**GIVEN REQUEST**
In your copy, include every line of the listing below exactly but none of the pictures.

**DATA EXCERPTS**
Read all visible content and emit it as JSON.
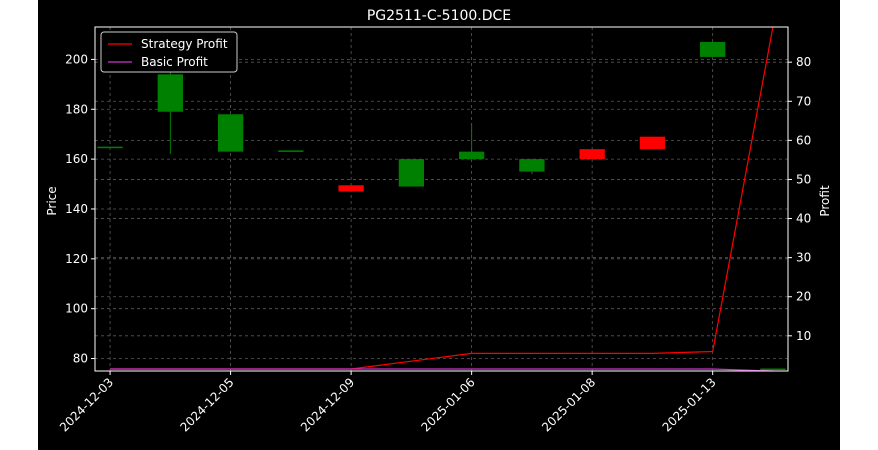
{
  "colors": {
    "background": "#000000",
    "axes": "#ffffff",
    "grid": "#808080",
    "up": "#008000",
    "down": "#ff0000",
    "strategy": "#ff0000",
    "basic": "#cc33cc"
  },
  "chart_data": {
    "type": "candlestick",
    "title": "PG2511-C-5100.DCE",
    "ylabel": "Price",
    "y2label": "Profit",
    "ylim": [
      75,
      213
    ],
    "y2lim": [
      1,
      89
    ],
    "yticks": [
      80,
      100,
      120,
      140,
      160,
      180,
      200
    ],
    "y2ticks": [
      10,
      20,
      30,
      40,
      50,
      60,
      70,
      80
    ],
    "xticks": [
      {
        "index": 0,
        "label": "2024-12-03"
      },
      {
        "index": 2,
        "label": "2024-12-05"
      },
      {
        "index": 4,
        "label": "2024-12-09"
      },
      {
        "index": 6,
        "label": "2025-01-06"
      },
      {
        "index": 8,
        "label": "2025-01-08"
      },
      {
        "index": 10,
        "label": "2025-01-13"
      }
    ],
    "legend_position": "top-left",
    "grid": true,
    "candles": [
      {
        "open": 165,
        "high": 165,
        "low": 165,
        "close": 165
      },
      {
        "open": 179,
        "high": 196,
        "low": 162,
        "close": 194
      },
      {
        "open": 163,
        "high": 178,
        "low": 163,
        "close": 178
      },
      {
        "open": 163.5,
        "high": 163.5,
        "low": 163.5,
        "close": 163.5
      },
      {
        "open": 149.5,
        "high": 149.5,
        "low": 147,
        "close": 147
      },
      {
        "open": 149,
        "high": 160,
        "low": 149,
        "close": 160
      },
      {
        "open": 160,
        "high": 174,
        "low": 160,
        "close": 163
      },
      {
        "open": 155,
        "high": 160,
        "low": 154,
        "close": 160
      },
      {
        "open": 164,
        "high": 164,
        "low": 160,
        "close": 160
      },
      {
        "open": 169,
        "high": 169,
        "low": 164,
        "close": 164
      },
      {
        "open": 201,
        "high": 207,
        "low": 201,
        "close": 207
      },
      {
        "open": 76,
        "high": 76,
        "low": 76,
        "close": 76
      }
    ],
    "series": [
      {
        "name": "Strategy Profit",
        "axis": "right",
        "values": [
          1.5,
          1.5,
          1.5,
          1.5,
          1.5,
          3.5,
          5.5,
          5.5,
          5.5,
          5.5,
          6,
          89
        ]
      },
      {
        "name": "Basic Profit",
        "axis": "right",
        "values": [
          1.5,
          1.5,
          1.5,
          1.5,
          1.5,
          1.5,
          1.5,
          1.5,
          1.5,
          1.5,
          1.5,
          1
        ]
      }
    ]
  }
}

**REPLY TO THE TASK**
Read all visible content and emit it as JSON.
{
  "colors": {
    "background": "#000000",
    "axes": "#ffffff",
    "grid": "#808080",
    "up": "#008000",
    "down": "#ff0000",
    "strategy": "#ff0000",
    "basic": "#cc33cc"
  },
  "chart_data": {
    "type": "candlestick",
    "title": "PG2511-C-5100.DCE",
    "ylabel": "Price",
    "y2label": "Profit",
    "ylim": [
      75,
      213
    ],
    "y2lim": [
      1,
      89
    ],
    "yticks": [
      80,
      100,
      120,
      140,
      160,
      180,
      200
    ],
    "y2ticks": [
      10,
      20,
      30,
      40,
      50,
      60,
      70,
      80
    ],
    "xticks": [
      {
        "index": 0,
        "label": "2024-12-03"
      },
      {
        "index": 2,
        "label": "2024-12-05"
      },
      {
        "index": 4,
        "label": "2024-12-09"
      },
      {
        "index": 6,
        "label": "2025-01-06"
      },
      {
        "index": 8,
        "label": "2025-01-08"
      },
      {
        "index": 10,
        "label": "2025-01-13"
      }
    ],
    "legend_position": "top-left",
    "grid": true,
    "candles": [
      {
        "open": 165,
        "high": 165,
        "low": 165,
        "close": 165
      },
      {
        "open": 179,
        "high": 196,
        "low": 162,
        "close": 194
      },
      {
        "open": 163,
        "high": 178,
        "low": 163,
        "close": 178
      },
      {
        "open": 163.5,
        "high": 163.5,
        "low": 163.5,
        "close": 163.5
      },
      {
        "open": 149.5,
        "high": 149.5,
        "low": 147,
        "close": 147
      },
      {
        "open": 149,
        "high": 160,
        "low": 149,
        "close": 160
      },
      {
        "open": 160,
        "high": 174,
        "low": 160,
        "close": 163
      },
      {
        "open": 155,
        "high": 160,
        "low": 154,
        "close": 160
      },
      {
        "open": 164,
        "high": 164,
        "low": 160,
        "close": 160
      },
      {
        "open": 169,
        "high": 169,
        "low": 164,
        "close": 164
      },
      {
        "open": 201,
        "high": 207,
        "low": 201,
        "close": 207
      },
      {
        "open": 76,
        "high": 76,
        "low": 76,
        "close": 76
      }
    ],
    "series": [
      {
        "name": "Strategy Profit",
        "axis": "right",
        "values": [
          1.5,
          1.5,
          1.5,
          1.5,
          1.5,
          3.5,
          5.5,
          5.5,
          5.5,
          5.5,
          6,
          89
        ]
      },
      {
        "name": "Basic Profit",
        "axis": "right",
        "values": [
          1.5,
          1.5,
          1.5,
          1.5,
          1.5,
          1.5,
          1.5,
          1.5,
          1.5,
          1.5,
          1.5,
          1
        ]
      }
    ]
  }
}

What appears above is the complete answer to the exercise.